(Dataset items)
· · · · · · ·

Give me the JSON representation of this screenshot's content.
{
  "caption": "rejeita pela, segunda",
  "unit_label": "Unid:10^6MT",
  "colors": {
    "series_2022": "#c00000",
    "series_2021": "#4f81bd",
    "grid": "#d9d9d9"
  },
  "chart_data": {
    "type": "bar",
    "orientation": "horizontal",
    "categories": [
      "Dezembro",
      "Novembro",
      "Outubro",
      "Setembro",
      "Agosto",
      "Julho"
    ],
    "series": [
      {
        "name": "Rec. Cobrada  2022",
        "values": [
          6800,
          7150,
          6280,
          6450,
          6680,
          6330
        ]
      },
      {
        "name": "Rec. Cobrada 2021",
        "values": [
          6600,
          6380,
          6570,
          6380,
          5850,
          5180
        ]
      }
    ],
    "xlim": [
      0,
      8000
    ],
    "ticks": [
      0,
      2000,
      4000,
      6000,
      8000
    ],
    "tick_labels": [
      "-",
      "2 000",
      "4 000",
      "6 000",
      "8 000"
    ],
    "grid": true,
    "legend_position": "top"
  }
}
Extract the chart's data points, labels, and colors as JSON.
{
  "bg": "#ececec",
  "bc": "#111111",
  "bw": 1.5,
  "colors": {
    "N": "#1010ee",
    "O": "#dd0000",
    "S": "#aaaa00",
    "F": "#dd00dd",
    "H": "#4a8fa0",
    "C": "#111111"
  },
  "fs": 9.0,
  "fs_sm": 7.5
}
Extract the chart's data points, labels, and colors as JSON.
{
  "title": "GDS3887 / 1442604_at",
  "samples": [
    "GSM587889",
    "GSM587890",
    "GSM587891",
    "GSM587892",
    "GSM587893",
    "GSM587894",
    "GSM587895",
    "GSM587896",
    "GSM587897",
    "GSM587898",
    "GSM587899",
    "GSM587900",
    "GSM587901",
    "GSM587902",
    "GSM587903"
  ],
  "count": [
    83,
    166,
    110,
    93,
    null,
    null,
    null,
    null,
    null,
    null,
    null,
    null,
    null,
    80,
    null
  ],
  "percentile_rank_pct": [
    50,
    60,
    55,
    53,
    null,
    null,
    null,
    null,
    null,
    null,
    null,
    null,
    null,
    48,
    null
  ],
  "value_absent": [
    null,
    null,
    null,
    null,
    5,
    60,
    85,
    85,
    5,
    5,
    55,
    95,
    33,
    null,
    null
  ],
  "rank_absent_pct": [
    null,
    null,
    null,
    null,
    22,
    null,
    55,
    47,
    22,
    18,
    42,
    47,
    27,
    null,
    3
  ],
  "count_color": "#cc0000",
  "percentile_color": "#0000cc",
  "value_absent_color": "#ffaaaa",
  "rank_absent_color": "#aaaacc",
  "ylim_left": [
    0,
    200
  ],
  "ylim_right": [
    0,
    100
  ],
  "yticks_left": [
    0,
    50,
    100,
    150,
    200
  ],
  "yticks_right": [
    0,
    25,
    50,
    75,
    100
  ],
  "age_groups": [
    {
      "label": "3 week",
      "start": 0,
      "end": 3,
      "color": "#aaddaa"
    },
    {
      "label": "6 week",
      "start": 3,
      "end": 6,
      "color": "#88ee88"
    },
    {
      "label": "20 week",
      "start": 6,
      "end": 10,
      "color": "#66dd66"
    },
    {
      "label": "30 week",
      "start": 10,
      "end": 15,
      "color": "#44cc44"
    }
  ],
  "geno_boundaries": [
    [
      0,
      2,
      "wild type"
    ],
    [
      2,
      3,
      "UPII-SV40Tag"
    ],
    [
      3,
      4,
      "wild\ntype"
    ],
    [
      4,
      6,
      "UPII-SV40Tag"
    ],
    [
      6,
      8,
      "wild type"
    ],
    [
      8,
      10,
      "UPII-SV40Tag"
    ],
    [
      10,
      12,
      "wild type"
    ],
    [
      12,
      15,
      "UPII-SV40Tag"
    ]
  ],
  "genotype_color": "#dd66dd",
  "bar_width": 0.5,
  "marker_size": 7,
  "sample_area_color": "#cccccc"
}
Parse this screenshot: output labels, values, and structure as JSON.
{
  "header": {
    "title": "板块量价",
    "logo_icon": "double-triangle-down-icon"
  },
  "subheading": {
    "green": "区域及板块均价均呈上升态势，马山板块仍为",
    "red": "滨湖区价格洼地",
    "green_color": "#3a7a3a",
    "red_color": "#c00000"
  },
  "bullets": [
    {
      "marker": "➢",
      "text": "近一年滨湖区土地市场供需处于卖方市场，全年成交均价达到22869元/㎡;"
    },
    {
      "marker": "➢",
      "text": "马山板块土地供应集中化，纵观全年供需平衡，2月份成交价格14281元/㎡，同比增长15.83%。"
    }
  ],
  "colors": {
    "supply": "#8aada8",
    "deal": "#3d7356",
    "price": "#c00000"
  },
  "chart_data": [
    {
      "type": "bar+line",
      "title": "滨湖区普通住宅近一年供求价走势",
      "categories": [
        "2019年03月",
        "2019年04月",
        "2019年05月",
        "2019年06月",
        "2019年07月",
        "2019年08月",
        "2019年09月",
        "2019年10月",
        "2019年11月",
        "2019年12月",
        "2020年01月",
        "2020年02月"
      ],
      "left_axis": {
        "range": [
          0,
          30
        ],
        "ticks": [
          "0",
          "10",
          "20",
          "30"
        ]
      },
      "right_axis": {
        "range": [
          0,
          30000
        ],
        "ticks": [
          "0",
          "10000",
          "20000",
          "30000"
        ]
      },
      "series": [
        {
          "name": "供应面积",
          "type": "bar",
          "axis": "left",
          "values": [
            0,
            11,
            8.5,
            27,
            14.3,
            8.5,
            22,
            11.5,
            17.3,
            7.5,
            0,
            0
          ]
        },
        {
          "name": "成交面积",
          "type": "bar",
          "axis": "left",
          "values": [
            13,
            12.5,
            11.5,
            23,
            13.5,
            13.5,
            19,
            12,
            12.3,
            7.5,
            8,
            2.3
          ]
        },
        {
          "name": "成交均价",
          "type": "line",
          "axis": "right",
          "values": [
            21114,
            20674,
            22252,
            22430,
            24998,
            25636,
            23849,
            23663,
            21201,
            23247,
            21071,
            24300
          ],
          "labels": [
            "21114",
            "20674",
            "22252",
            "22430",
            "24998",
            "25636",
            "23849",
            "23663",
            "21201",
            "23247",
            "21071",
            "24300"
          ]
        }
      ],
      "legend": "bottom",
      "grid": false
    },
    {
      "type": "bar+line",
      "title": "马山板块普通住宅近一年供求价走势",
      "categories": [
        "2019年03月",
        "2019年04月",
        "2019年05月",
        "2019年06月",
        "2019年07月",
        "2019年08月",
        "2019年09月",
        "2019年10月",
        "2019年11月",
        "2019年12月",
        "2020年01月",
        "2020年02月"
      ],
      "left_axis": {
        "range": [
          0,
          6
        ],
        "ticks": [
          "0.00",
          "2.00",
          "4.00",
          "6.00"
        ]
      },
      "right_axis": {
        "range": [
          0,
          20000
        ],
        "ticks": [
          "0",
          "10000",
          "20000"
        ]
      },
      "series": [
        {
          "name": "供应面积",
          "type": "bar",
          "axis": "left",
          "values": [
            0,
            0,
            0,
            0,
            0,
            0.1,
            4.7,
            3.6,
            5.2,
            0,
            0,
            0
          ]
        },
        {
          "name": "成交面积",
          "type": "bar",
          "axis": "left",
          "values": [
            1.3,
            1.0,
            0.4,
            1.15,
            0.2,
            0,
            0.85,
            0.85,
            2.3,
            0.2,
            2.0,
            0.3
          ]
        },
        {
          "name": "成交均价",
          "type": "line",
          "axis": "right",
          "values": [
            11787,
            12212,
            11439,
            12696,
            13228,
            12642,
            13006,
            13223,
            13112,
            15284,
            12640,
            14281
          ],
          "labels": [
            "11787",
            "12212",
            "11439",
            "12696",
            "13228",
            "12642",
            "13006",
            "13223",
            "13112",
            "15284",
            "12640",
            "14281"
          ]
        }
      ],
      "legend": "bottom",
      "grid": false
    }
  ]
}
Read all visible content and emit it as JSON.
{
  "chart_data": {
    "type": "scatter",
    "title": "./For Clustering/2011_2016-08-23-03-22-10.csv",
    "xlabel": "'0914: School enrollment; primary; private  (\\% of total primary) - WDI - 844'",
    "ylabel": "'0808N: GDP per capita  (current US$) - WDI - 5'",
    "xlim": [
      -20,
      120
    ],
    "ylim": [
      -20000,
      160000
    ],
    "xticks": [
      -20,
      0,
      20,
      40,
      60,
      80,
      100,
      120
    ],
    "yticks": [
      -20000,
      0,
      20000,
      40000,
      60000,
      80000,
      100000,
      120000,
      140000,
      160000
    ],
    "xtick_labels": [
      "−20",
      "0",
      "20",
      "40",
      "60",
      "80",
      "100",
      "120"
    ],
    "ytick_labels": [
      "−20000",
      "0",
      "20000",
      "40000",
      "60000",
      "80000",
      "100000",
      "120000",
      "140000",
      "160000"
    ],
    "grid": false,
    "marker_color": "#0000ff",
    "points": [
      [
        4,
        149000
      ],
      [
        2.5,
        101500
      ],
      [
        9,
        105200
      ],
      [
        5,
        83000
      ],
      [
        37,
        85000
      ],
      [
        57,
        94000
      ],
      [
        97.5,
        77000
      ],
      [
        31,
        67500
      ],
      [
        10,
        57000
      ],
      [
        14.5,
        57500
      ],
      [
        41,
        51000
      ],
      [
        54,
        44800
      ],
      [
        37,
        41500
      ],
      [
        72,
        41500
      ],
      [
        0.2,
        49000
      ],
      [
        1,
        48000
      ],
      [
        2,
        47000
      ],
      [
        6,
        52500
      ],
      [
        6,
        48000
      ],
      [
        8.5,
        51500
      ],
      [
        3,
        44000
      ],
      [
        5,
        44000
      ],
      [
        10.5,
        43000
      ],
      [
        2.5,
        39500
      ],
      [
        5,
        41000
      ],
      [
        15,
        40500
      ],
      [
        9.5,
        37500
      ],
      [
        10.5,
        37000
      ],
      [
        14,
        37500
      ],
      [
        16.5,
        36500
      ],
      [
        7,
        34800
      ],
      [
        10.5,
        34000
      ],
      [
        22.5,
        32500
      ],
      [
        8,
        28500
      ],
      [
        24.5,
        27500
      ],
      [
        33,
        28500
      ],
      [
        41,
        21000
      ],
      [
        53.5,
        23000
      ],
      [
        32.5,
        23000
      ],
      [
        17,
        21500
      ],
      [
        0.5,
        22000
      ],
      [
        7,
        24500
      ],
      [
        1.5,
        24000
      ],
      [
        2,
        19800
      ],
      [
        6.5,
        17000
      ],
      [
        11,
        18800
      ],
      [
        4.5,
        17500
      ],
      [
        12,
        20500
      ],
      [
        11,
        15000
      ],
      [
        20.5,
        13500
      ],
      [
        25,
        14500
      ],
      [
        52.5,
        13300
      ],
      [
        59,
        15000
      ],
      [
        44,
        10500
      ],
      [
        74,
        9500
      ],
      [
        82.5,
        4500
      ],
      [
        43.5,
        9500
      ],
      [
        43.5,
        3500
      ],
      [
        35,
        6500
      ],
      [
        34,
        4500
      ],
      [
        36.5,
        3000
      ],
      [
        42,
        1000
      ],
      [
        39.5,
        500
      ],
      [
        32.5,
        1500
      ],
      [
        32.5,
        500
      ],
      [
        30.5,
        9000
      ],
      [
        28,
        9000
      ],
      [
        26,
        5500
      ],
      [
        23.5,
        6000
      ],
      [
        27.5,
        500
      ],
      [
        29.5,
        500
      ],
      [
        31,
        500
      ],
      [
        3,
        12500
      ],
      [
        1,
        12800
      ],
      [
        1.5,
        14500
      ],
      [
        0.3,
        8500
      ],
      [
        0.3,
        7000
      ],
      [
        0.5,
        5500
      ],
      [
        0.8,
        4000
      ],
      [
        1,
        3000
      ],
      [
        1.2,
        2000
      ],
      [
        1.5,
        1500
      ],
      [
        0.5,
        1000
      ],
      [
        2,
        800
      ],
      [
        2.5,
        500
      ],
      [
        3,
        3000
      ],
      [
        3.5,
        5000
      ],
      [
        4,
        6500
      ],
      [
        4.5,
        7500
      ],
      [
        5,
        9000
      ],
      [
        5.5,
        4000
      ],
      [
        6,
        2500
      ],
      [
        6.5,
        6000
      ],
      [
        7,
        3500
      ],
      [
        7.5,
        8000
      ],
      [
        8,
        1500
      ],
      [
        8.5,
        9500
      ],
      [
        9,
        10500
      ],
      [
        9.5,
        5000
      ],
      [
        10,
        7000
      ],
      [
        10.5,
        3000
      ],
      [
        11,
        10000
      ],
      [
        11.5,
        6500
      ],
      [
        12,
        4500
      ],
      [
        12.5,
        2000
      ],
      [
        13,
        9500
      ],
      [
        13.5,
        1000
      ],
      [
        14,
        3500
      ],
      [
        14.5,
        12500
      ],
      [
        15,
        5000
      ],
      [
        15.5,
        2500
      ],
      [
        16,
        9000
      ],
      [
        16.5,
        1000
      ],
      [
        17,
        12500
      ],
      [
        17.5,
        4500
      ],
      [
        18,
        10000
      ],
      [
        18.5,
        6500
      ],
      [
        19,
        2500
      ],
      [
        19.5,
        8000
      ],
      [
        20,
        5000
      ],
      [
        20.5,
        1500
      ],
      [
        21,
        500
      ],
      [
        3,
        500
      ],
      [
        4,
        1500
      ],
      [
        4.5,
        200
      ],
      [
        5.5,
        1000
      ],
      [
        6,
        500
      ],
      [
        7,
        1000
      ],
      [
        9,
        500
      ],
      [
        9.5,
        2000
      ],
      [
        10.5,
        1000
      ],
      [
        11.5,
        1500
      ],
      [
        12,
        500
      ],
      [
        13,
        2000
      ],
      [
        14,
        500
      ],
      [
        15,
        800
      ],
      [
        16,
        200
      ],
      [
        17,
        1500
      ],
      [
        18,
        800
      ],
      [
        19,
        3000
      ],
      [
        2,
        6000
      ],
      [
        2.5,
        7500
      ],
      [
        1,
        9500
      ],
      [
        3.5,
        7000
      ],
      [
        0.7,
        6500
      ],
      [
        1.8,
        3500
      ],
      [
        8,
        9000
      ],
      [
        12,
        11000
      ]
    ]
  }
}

· · · · · · ·

Task to complete »
Count the lines in the records above that contain the word "screenshot", and give only the number.

Exercise response »
2